» GIVEN INSTRUCTION
Which lines hold the word "data"? Copy each of them from the material.

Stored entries

==================================================

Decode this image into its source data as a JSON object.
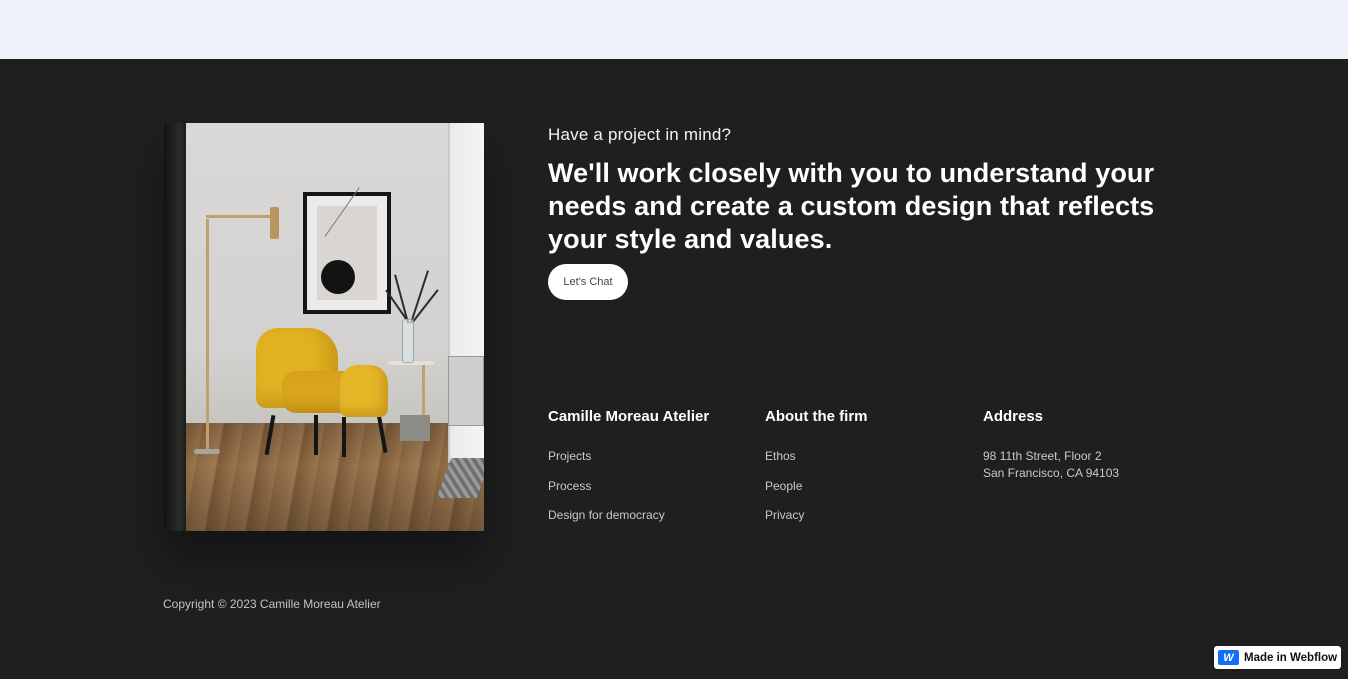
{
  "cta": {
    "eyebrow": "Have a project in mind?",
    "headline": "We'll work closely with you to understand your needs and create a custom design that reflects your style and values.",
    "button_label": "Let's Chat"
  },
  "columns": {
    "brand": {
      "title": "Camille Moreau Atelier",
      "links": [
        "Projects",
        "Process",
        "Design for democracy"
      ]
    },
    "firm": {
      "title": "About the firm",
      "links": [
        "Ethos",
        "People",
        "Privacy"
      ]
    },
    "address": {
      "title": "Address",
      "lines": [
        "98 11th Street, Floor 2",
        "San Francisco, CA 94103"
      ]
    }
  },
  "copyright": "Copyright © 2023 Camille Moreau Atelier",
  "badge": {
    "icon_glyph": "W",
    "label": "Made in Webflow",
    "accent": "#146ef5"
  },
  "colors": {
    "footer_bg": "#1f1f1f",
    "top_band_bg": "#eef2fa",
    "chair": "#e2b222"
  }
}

==================================================

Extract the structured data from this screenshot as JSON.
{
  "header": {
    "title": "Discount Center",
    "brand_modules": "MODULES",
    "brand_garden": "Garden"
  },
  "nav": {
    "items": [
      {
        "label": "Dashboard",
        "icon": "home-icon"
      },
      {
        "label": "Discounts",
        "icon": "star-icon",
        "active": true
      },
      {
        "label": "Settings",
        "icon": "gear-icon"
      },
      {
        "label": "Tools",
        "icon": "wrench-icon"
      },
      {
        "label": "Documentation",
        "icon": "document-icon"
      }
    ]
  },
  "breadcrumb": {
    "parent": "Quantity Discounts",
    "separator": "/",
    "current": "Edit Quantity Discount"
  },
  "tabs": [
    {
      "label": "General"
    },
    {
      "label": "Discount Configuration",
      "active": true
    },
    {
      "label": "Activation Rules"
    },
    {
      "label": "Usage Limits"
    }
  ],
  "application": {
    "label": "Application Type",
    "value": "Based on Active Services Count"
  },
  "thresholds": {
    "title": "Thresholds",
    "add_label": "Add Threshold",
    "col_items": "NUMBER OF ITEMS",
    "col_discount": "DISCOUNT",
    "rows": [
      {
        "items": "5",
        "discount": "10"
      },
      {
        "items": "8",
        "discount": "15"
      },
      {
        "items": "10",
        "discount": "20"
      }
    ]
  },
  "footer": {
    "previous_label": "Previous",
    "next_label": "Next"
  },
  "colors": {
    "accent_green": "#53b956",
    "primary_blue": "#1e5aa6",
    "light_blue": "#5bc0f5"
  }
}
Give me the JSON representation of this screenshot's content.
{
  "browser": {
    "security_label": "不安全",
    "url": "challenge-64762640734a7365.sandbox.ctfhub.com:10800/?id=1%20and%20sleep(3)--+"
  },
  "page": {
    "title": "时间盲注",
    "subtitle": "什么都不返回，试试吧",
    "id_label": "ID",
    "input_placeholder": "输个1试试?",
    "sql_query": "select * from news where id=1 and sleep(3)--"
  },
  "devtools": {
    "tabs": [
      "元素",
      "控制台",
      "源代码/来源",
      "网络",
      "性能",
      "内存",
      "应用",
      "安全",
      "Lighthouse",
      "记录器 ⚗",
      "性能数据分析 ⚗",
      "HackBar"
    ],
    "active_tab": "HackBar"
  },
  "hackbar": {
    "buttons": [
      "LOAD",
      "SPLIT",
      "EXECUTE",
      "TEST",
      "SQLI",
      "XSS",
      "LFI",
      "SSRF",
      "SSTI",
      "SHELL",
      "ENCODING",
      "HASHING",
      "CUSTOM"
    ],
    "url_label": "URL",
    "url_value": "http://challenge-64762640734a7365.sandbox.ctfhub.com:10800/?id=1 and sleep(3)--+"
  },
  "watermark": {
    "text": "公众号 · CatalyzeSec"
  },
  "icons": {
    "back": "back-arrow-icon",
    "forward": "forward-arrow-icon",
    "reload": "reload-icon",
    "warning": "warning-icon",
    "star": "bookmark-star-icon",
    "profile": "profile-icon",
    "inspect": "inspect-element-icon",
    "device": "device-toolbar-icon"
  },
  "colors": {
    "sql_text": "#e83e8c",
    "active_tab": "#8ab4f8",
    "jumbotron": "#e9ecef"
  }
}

==================================================

» FULL ANSWER
Decode this image into its source data as a JSON object.
Extract the structured data from this screenshot as JSON.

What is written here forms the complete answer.